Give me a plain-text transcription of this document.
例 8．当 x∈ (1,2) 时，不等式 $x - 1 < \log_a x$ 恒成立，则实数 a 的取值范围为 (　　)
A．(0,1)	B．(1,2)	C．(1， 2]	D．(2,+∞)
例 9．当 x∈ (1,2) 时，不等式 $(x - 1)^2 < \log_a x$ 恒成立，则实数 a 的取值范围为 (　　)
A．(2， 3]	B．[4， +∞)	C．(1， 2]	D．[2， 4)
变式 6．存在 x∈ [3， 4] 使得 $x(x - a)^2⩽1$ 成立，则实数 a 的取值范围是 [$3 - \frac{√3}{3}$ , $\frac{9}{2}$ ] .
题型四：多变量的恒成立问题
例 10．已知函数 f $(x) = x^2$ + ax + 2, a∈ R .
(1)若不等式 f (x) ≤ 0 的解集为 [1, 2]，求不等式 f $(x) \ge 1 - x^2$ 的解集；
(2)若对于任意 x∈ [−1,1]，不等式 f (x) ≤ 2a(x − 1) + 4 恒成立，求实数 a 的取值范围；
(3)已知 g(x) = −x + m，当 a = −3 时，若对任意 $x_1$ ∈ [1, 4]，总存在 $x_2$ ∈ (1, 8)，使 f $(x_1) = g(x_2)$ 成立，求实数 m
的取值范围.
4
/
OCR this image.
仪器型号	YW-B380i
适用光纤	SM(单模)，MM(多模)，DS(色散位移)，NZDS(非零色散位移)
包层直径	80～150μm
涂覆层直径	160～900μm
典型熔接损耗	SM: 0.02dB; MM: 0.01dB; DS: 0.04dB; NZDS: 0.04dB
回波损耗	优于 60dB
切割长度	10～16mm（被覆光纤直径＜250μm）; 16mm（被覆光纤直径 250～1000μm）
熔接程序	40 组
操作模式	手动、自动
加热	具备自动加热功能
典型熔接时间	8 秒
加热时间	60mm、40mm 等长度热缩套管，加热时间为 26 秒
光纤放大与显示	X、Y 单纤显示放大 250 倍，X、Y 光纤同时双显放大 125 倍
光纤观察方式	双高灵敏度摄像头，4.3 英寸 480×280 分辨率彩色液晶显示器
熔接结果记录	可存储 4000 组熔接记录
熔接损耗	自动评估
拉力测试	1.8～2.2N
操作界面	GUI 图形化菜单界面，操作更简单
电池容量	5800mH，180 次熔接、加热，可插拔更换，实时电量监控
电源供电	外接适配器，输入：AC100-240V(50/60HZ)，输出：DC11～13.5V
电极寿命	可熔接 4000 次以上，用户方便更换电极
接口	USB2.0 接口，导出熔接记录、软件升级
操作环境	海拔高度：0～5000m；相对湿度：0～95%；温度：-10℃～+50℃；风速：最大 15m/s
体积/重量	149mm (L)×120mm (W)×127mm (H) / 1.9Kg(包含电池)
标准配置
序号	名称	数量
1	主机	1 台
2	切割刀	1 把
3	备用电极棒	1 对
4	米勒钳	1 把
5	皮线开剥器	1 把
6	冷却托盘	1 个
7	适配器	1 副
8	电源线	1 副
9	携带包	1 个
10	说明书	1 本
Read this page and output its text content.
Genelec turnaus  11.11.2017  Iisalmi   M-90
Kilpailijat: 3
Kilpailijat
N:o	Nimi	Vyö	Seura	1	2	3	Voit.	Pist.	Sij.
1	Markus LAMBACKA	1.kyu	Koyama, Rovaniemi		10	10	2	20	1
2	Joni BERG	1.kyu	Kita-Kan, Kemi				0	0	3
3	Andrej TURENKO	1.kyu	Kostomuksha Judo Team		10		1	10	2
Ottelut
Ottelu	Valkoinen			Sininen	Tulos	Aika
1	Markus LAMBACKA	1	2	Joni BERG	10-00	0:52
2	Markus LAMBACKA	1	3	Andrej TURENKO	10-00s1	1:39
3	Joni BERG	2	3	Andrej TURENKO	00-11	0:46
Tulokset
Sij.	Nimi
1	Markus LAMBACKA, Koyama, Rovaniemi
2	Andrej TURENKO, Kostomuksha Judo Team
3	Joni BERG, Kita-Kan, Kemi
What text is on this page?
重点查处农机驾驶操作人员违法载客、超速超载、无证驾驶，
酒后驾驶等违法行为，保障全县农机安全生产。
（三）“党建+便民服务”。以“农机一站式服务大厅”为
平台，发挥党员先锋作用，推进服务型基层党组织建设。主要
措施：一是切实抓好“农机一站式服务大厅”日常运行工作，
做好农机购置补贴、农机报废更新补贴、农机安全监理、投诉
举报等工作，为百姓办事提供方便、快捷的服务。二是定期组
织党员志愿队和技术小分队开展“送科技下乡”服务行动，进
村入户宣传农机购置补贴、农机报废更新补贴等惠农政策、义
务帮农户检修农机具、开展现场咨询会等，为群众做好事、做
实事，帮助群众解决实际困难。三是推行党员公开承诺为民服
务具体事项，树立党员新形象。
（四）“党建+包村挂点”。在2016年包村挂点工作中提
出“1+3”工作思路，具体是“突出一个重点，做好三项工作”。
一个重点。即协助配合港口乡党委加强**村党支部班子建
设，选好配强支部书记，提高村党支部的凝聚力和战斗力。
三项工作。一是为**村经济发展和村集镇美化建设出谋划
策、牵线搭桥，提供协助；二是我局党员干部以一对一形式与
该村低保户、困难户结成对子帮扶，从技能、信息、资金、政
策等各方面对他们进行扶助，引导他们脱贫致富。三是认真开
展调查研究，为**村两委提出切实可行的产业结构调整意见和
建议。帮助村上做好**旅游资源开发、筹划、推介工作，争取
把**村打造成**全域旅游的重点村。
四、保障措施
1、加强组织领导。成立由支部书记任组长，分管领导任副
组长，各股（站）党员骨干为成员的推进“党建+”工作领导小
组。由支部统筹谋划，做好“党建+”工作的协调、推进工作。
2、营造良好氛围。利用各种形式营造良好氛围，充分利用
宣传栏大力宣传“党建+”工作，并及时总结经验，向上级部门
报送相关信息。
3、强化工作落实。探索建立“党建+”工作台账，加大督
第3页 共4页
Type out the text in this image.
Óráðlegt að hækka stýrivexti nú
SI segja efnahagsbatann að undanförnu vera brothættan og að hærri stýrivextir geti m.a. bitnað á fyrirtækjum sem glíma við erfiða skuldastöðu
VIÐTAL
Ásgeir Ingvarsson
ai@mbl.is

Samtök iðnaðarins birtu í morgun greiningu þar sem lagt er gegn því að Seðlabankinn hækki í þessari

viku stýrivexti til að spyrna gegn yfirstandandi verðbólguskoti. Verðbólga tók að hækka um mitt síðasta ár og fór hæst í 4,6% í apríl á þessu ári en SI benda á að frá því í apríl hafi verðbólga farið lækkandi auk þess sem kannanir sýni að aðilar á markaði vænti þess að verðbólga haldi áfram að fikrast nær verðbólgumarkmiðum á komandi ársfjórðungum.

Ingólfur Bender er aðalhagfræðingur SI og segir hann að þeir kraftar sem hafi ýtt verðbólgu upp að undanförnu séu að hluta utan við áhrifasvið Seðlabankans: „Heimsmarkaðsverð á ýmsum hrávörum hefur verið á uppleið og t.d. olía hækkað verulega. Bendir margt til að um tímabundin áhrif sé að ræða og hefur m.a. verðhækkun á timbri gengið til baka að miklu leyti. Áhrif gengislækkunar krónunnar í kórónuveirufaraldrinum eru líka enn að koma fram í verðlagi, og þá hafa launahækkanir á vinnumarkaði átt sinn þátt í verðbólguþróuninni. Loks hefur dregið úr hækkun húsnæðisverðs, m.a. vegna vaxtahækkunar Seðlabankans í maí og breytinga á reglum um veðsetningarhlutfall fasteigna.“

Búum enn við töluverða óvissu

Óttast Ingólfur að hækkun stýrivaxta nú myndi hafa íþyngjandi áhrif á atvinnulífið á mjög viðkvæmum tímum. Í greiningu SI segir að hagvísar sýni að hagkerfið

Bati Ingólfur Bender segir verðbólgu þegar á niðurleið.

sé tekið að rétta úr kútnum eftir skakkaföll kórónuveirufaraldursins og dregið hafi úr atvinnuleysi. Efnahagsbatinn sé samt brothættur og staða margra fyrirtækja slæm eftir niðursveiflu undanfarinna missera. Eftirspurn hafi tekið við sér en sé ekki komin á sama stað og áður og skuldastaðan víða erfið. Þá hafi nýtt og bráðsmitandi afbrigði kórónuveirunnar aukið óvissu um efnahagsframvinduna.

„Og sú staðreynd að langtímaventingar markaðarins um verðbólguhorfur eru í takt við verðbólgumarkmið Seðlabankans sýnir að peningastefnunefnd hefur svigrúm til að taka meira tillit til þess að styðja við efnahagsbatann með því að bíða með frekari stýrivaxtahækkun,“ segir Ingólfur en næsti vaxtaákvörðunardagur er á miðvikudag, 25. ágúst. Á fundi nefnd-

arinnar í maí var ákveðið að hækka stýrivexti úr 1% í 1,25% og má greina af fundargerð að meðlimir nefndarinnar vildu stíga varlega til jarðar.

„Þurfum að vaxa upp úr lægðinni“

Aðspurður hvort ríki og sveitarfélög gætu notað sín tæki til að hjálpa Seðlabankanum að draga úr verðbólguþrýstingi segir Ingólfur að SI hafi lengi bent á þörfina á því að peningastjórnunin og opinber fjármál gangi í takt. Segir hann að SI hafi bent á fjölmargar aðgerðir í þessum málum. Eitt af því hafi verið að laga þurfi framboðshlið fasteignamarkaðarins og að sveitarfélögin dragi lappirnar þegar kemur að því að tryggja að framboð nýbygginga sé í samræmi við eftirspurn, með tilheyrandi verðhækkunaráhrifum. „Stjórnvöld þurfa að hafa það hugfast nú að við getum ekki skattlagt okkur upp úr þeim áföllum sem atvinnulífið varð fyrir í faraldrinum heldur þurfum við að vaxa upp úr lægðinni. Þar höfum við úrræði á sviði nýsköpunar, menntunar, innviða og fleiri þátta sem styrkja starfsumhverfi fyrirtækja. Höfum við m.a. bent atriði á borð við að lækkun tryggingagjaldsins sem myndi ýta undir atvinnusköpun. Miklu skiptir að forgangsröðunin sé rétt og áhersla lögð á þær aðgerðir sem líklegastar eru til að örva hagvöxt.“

**STATED PROBLEM**: Sift the material for lines with the string "NZDS". Copy each one found.

**EXERCISE RESULT**:
适用光纤	SM(单模)，MM(多模)，DS(色散位移)，NZDS(非零色散位移)
典型熔接损耗	SM: 0.02dB; MM: 0.01dB; DS: 0.04dB; NZDS: 0.04dB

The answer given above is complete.